▶ _Short problem_
Set down each line of the data below exactly as it stands, dropping the pictures.

START

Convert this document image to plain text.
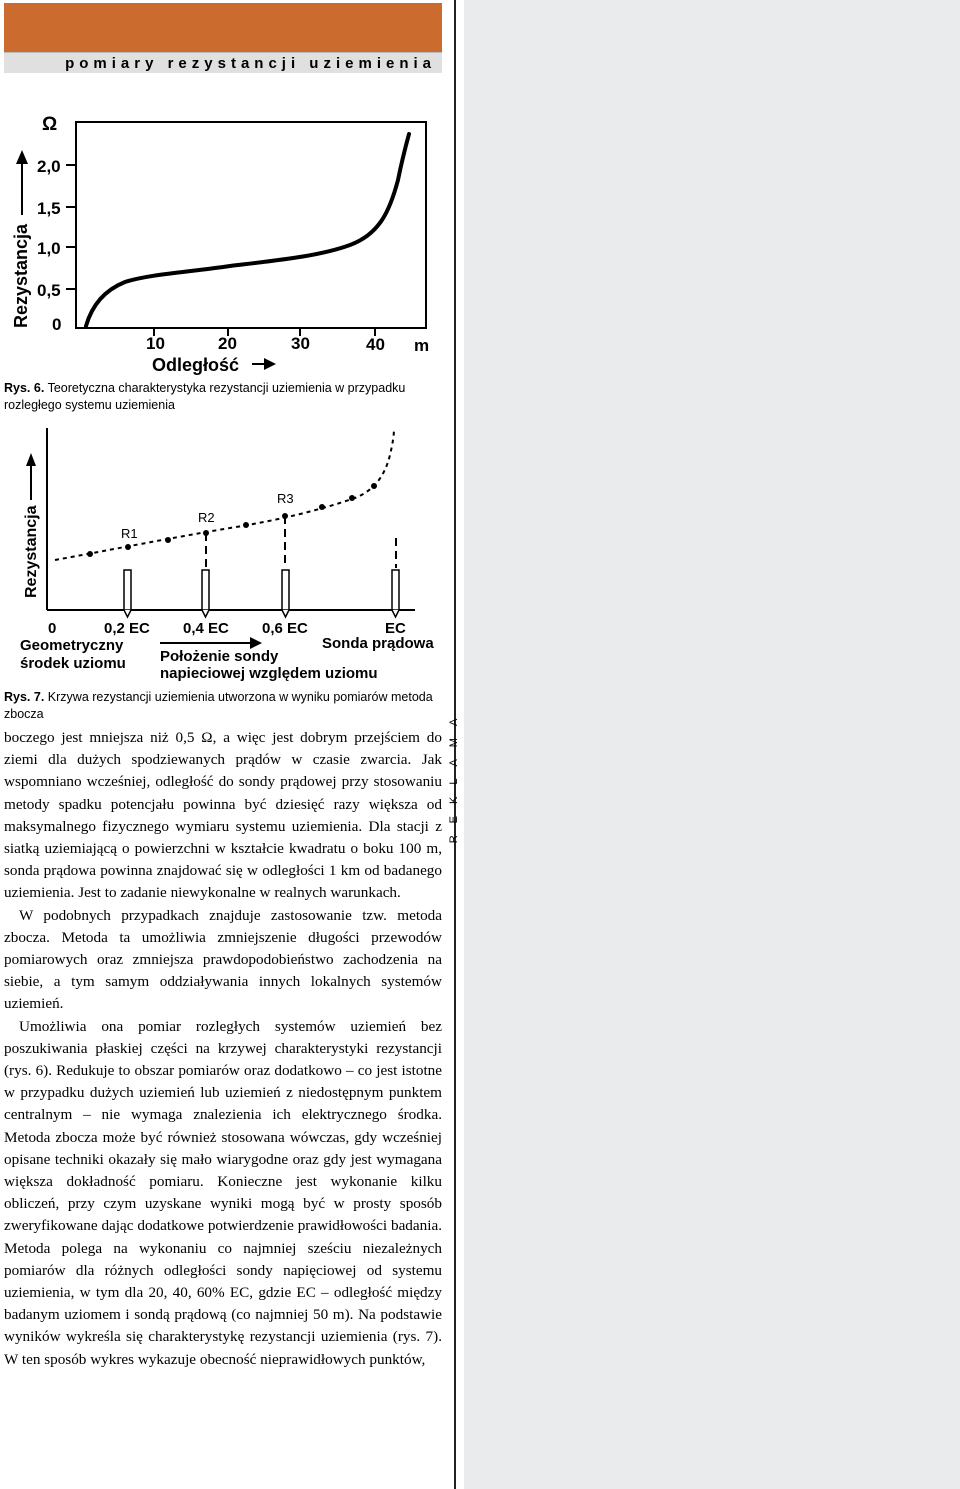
pomiary rezystancji uziemienia
REKLAMA
Rezystancja
Ω
2,0
1,5
1,0
0,5
0
10	20	30	40 m
Odległość
Rys. 6. Teoretyczna charakterystyka rezystancji uziemienia w przypadku rozległego systemu uziemienia
Rezystancja	R1
R2
R3
0	0,2 EC 0,4 EC 0,6 EC	EC
Geometryczny
środek uziomu
Sonda prądowa
Położenie sondy
napieciowej względem uziomu
Rys. 7. Krzywa rezystancji uziemienia utworzona w wyniku pomiarów metoda zbocza

boczego jest mniejsza niż 0,5 Ω, a więc jest dobrym przejściem do ziemi dla dużych spodziewanych prądów w czasie zwarcia. Jak wspomniano wcześniej, odległość do sondy prądowej przy stosowaniu metody spadku potencjału powinna być dziesięć razy większa od maksymalnego fizycznego wymiaru systemu uziemienia. Dla stacji z siatką uziemiającą o powierzchni w kształcie kwadratu o boku 100 m, sonda prądowa powinna znajdować się w odległości 1 km od badanego uziemienia. Jest to zadanie niewykonalne w realnych warunkach.

W podobnych przypadkach znajduje zastosowanie tzw. metoda zbocza. Metoda ta umożliwia zmniejszenie długości przewodów pomiarowych oraz zmniejsza prawdopodobieństwo zachodzenia na siebie, a tym samym oddziaływania innych lokalnych systemów uziemień.

Umożliwia ona pomiar rozległych systemów uziemień bez poszukiwania płaskiej części na krzywej charakterystyki rezystancji (rys. 6). Redukuje to obszar pomiarów oraz dodatkowo – co jest istotne w przypadku dużych uziemień lub uziemień z niedostępnym punktem centralnym – nie wymaga znalezienia ich elektrycznego środka. Metoda zbocza może być również stosowana wówczas, gdy wcześniej opisane techniki okazały się mało wiarygodne oraz gdy jest wymagana większa dokładność pomiaru. Konieczne jest wykonanie kilku obliczeń, przy czym uzyskane wyniki mogą być w prosty sposób zweryfikowane dając dodatkowe potwierdzenie prawidłowości badania. Metoda polega na wykonaniu co najmniej sześciu niezależnych pomiarów dla różnych odległości sondy napięciowej od systemu uziemienia, w tym dla 20, 40, 60% EC, gdzie EC – odległość między badanym uziomem i sondą prądową (co najmniej 50 m). Na podstawie wyników wykreśla się charakterystykę rezystancji uziemienia (rys. 7). W ten sposób wykres wykazuje obecność nieprawidłowych punktów,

END

▶ _Solved problem_
Convert this document image to plain text.
pomiary rezystancji uziemienia
REKLAMA
Rezystancja
Ω
2,0
1,5
1,0
0,5
0
10	20	30	40 m
Odległość
Rys. 6. Teoretyczna charakterystyka rezystancji uziemienia w przypadku rozległego systemu uziemienia
Rezystancja	R1
R2
R3
0	0,2 EC 0,4 EC 0,6 EC	EC
Geometryczny
środek uziomu
Sonda prądowa
Położenie sondy
napieciowej względem uziomu
Rys. 7. Krzywa rezystancji uziemienia utworzona w wyniku pomiarów metoda zbocza

boczego jest mniejsza niż 0,5 Ω, a więc jest dobrym przejściem do ziemi dla dużych spodziewanych prądów w czasie zwarcia. Jak wspomniano wcześniej, odległość do sondy prądowej przy stosowaniu metody spadku potencjału powinna być dziesięć razy większa od maksymalnego fizycznego wymiaru systemu uziemienia. Dla stacji z siatką uziemiającą o powierzchni w kształcie kwadratu o boku 100 m, sonda prądowa powinna znajdować się w odległości 1 km od badanego uziemienia. Jest to zadanie niewykonalne w realnych warunkach.

W podobnych przypadkach znajduje zastosowanie tzw. metoda zbocza. Metoda ta umożliwia zmniejszenie długości przewodów pomiarowych oraz zmniejsza prawdopodobieństwo zachodzenia na siebie, a tym samym oddziaływania innych lokalnych systemów uziemień.

Umożliwia ona pomiar rozległych systemów uziemień bez poszukiwania płaskiej części na krzywej charakterystyki rezystancji (rys. 6). Redukuje to obszar pomiarów oraz dodatkowo – co jest istotne w przypadku dużych uziemień lub uziemień z niedostępnym punktem centralnym – nie wymaga znalezienia ich elektrycznego środka. Metoda zbocza może być również stosowana wówczas, gdy wcześniej opisane techniki okazały się mało wiarygodne oraz gdy jest wymagana większa dokładność pomiaru. Konieczne jest wykonanie kilku obliczeń, przy czym uzyskane wyniki mogą być w prosty sposób zweryfikowane dając dodatkowe potwierdzenie prawidłowości badania. Metoda polega na wykonaniu co najmniej sześciu niezależnych pomiarów dla różnych odległości sondy napięciowej od systemu uziemienia, w tym dla 20, 40, 60% EC, gdzie EC – odległość między badanym uziomem i sondą prądową (co najmniej 50 m). Na podstawie wyników wykreśla się charakterystykę rezystancji uziemienia (rys. 7). W ten sposób wykres wykazuje obecność nieprawidłowych punktów,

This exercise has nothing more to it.